◆ **PROBLEM TO WORK ON**
Each of the entries should be retyped precisely as it appears.

--- MATERIAL PROVIDED Enclosed Below ---

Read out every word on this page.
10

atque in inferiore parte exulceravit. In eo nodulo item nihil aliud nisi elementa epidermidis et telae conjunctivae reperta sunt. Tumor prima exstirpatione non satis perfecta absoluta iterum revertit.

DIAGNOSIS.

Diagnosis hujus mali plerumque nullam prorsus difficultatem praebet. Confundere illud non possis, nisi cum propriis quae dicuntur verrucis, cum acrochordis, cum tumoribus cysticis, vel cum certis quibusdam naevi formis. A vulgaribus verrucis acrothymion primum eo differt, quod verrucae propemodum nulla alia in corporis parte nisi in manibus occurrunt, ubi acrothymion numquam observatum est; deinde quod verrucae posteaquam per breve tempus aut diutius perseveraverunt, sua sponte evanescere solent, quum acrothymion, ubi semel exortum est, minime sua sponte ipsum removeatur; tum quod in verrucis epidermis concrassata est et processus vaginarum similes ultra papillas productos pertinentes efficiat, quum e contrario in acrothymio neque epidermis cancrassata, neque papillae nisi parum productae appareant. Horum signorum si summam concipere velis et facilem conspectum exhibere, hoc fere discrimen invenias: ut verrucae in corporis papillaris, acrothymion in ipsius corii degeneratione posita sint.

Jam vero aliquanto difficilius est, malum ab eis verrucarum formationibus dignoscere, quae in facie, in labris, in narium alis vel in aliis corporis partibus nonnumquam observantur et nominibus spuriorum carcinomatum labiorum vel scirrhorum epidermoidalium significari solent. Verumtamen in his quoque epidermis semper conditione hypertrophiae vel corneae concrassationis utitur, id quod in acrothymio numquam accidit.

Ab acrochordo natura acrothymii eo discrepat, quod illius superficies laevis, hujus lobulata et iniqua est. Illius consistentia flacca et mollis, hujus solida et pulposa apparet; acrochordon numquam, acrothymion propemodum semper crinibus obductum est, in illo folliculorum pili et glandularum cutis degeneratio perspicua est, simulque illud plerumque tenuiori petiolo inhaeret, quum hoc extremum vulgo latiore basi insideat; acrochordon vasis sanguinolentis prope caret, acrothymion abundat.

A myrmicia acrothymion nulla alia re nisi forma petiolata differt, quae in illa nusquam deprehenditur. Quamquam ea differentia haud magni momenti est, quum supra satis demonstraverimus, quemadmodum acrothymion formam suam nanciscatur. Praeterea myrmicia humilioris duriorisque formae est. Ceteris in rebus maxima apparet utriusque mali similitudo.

--- End of Enclosed MATERIAL PROVIDED ---

◆ **RESULT OF THIS EXERCISE**
Read out every word on this page.
10

atque in inferiore parte exulceravit. In eo nodulo item nihil aliud nisi elementa epidermidis et telae conjunctivae reperta sunt. Tumor prima exstirpatione non satis perfecta absoluta iterum revertit.

DIAGNOSIS.

Diagnosis hujus mali plerumque nullam prorsus difficultatem praebet. Confundere illud non possis, nisi cum propriis quae dicuntur verrucis, cum acrochordis, cum tumoribus cysticis, vel cum certis quibusdam naevi formis. A vulgaribus verrucis acrothymion primum eo differt, quod verrucae propemodum nulla alia in corporis parte nisi in manibus occurrunt, ubi acrothymion numquam observatum est; deinde quod verrucae posteaquam per breve tempus aut diutius perseveraverunt, sua sponte evanescere solent, quum acrothymion, ubi semel exortum est, minime sua sponte ipsum removeatur; tum quod in verrucis epidermis concrassata est et processus vaginarum similes ultra papillas productos pertinentes efficiat, quum e contrario in acrothymio neque epidermis cancrassata, neque papillae nisi parum productae appareant. Horum signorum si summam concipere velis et facilem conspectum exhibere, hoc fere discrimen invenias: ut verrucae in corporis papillaris, acrothymion in ipsius corii degeneratione posita sint.

Jam vero aliquanto difficilius est, malum ab eis verrucarum formationibus dignoscere, quae in facie, in labris, in narium alis vel in aliis corporis partibus nonnumquam observantur et nominibus spuriorum carcinomatum labiorum vel scirrhorum epidermoidalium significari solent. Verumtamen in his quoque epidermis semper conditione hypertrophiae vel corneae concrassationis utitur, id quod in acrothymio numquam accidit.

Ab acrochordo natura acrothymii eo discrepat, quod illius superficies laevis, hujus lobulata et iniqua est. Illius consistentia flacca et mollis, hujus solida et pulposa apparet; acrochordon numquam, acrothymion propemodum semper crinibus obductum est, in illo folliculorum pili et glandularum cutis degeneratio perspicua est, simulque illud plerumque tenuiori petiolo inhaeret, quum hoc extremum vulgo latiore basi insideat; acrochordon vasis sanguinolentis prope caret, acrothymion abundat.

A myrmicia acrothymion nulla alia re nisi forma petiolata differt, quae in illa nusquam deprehenditur. Quamquam ea differentia haud magni momenti est, quum supra satis demonstraverimus, quemadmodum acrothymion formam suam nanciscatur. Praeterea myrmicia humilioris duriorisque formae est. Ceteris in rebus maxima apparet utriusque mali similitudo.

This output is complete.